- **Written problem**
Show each line that has the string "ylabel" in it.

[START OF Provided records]

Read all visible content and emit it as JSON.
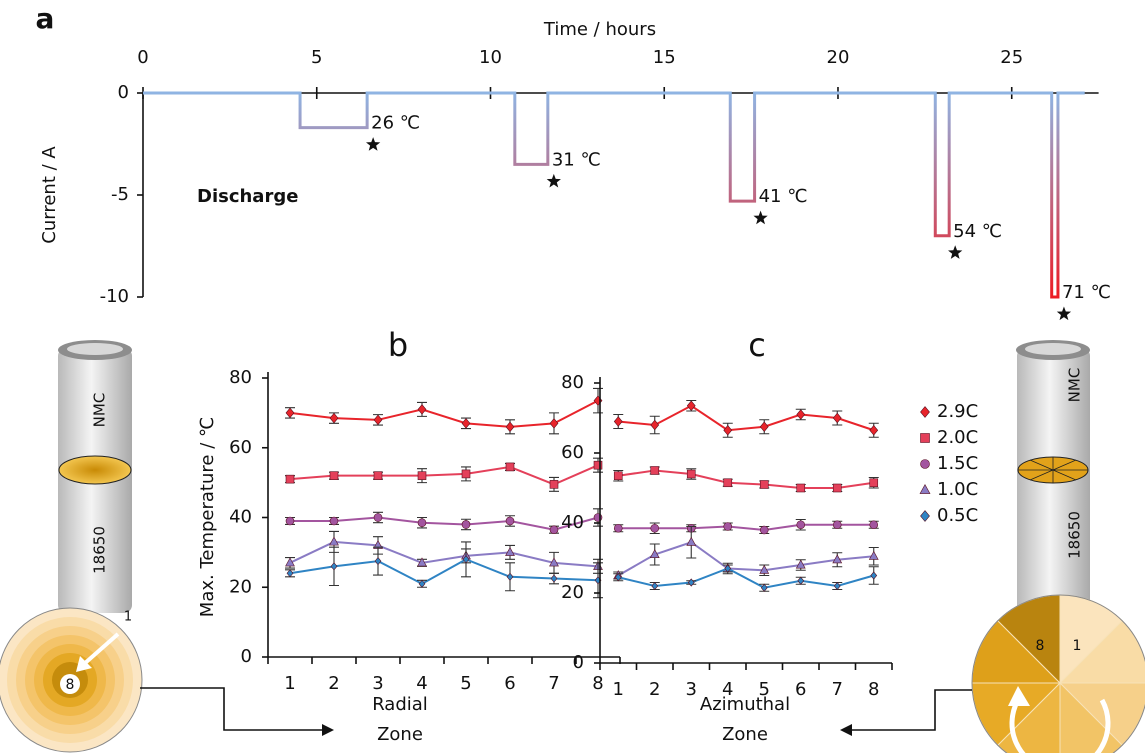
{
  "chart_data": [
    {
      "type": "line",
      "title": "a",
      "xlabel": "Time / hours",
      "ylabel": "Current / A",
      "x": [
        0,
        4.52,
        4.52,
        6.45,
        6.45,
        10.7,
        10.7,
        11.65,
        11.65,
        16.9,
        16.9,
        17.6,
        17.6,
        22.8,
        22.8,
        23.2,
        23.2,
        26.15,
        26.15,
        26.33,
        26.33,
        27.1
      ],
      "values": [
        0,
        0,
        -1.7,
        -1.7,
        0,
        0,
        -3.5,
        -3.5,
        0,
        0,
        -5.3,
        -5.3,
        0,
        0,
        -7.0,
        -7.0,
        0,
        0,
        -10,
        -10,
        0,
        0
      ],
      "color": [
        "#8fb4e3",
        "#ec1c24"
      ],
      "xlim": [
        0,
        27.5
      ],
      "xticks": [
        0,
        5,
        10,
        15,
        20,
        25
      ],
      "ylim": [
        -10,
        0
      ],
      "yticks": [
        0,
        -5,
        -10
      ],
      "label": "Discharge",
      "annotations": [
        {
          "text": "26 ℃",
          "x": 6.45,
          "y": -1.7
        },
        {
          "text": "31 ℃",
          "x": 11.65,
          "y": -3.5
        },
        {
          "text": "41 ℃",
          "x": 17.6,
          "y": -5.3
        },
        {
          "text": "54 ℃",
          "x": 23.2,
          "y": -7.0
        },
        {
          "text": "71 ℃",
          "x": 26.33,
          "y": -10
        }
      ]
    },
    {
      "type": "line",
      "title": "b",
      "ylabel": "Max. Temperature / ℃",
      "xlabel": [
        "Radial",
        "Zone"
      ],
      "categories": [
        "1",
        "2",
        "3",
        "4",
        "5",
        "6",
        "7",
        "8"
      ],
      "ylim": [
        0,
        80
      ],
      "yticks": [
        0,
        20,
        40,
        60,
        80
      ],
      "series": [
        {
          "name": "2.9C",
          "color": "#e8242b",
          "marker": "diamond",
          "values": [
            70,
            68.5,
            68,
            71,
            67,
            66,
            67,
            73.5
          ],
          "errors": [
            1.5,
            1.5,
            1.5,
            2,
            1.5,
            2,
            3,
            3.5
          ]
        },
        {
          "name": "2.0C",
          "color": "#e4405a",
          "marker": "square",
          "values": [
            51,
            52,
            52,
            52,
            52.5,
            54.5,
            49.5,
            55
          ],
          "errors": [
            1,
            1,
            1,
            2,
            2,
            1,
            2,
            2
          ]
        },
        {
          "name": "1.5C",
          "color": "#a3559f",
          "marker": "circle",
          "values": [
            39,
            39,
            40,
            38.5,
            38,
            39,
            36.5,
            40
          ],
          "errors": [
            1,
            1,
            1.5,
            1.5,
            1.5,
            1.5,
            1,
            2.5
          ]
        },
        {
          "name": "1.0C",
          "color": "#8a7bc4",
          "marker": "triangle",
          "values": [
            27,
            33,
            32,
            27,
            29,
            30,
            27,
            26
          ],
          "errors": [
            1.5,
            3,
            2.5,
            1,
            2,
            2,
            3,
            2
          ]
        },
        {
          "name": "0.5C",
          "color": "#2f84c4",
          "marker": "diamond",
          "values": [
            24,
            26,
            27.5,
            21,
            28,
            23,
            22.5,
            22
          ],
          "errors": [
            1,
            5.5,
            4,
            1,
            5,
            4,
            1.5,
            5
          ]
        }
      ]
    },
    {
      "type": "line",
      "title": "c",
      "xlabel": [
        "Azimuthal",
        "Zone"
      ],
      "legend": "right",
      "categories": [
        "1",
        "2",
        "3",
        "4",
        "5",
        "6",
        "7",
        "8"
      ],
      "ylim": [
        0,
        80
      ],
      "yticks": [
        0,
        20,
        40,
        60,
        80
      ],
      "series": [
        {
          "name": "2.9C",
          "color": "#e8242b",
          "marker": "diamond",
          "values": [
            69,
            68,
            73.5,
            66.5,
            67.5,
            71,
            70,
            66.5
          ],
          "errors": [
            2,
            2.5,
            1.5,
            2,
            2,
            1.5,
            2,
            2
          ]
        },
        {
          "name": "2.0C",
          "color": "#e4405a",
          "marker": "square",
          "values": [
            53.5,
            55,
            54,
            51.5,
            51,
            50,
            50,
            51.5
          ],
          "errors": [
            1.5,
            1,
            1.5,
            1,
            1,
            1,
            1,
            1.5
          ]
        },
        {
          "name": "1.5C",
          "color": "#a3559f",
          "marker": "circle",
          "values": [
            38.5,
            38.5,
            38.5,
            39,
            38,
            39.5,
            39.5,
            39.5
          ],
          "errors": [
            1,
            1.5,
            1,
            1,
            1,
            1.5,
            1,
            1
          ]
        },
        {
          "name": "1.0C",
          "color": "#8a7bc4",
          "marker": "triangle",
          "values": [
            25,
            31,
            34.5,
            27,
            26.5,
            28,
            29.5,
            30.5
          ],
          "errors": [
            1,
            3,
            4.5,
            1.5,
            1.5,
            1.5,
            2,
            2.5
          ]
        },
        {
          "name": "0.5C",
          "color": "#2f84c4",
          "marker": "diamond",
          "values": [
            24.5,
            22,
            23,
            27,
            21.5,
            23.5,
            22,
            25
          ],
          "errors": [
            1,
            1,
            0.5,
            1,
            1,
            1,
            1,
            2.5
          ]
        }
      ]
    }
  ],
  "illustration": {
    "cathode": "NMC",
    "format": "18650",
    "zone_first": "1",
    "zone_last": "8"
  }
}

[END OF Provided records]

- **Finished answer**
      "ylabel": "Current / A",
      "ylabel": "Max. Temperature / ℃",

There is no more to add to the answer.